## What this task involves
How many of the lines below include "residents"? Give the number and no other words.

Records provided start

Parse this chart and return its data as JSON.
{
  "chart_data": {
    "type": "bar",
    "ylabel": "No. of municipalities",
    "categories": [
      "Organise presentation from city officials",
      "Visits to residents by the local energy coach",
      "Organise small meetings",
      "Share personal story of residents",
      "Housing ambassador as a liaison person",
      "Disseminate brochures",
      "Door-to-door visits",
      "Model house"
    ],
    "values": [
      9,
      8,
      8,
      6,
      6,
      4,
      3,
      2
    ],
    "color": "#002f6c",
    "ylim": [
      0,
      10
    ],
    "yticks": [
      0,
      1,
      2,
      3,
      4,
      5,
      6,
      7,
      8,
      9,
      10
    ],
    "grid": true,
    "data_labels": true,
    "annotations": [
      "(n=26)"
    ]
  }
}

Records provided end

## Response below
2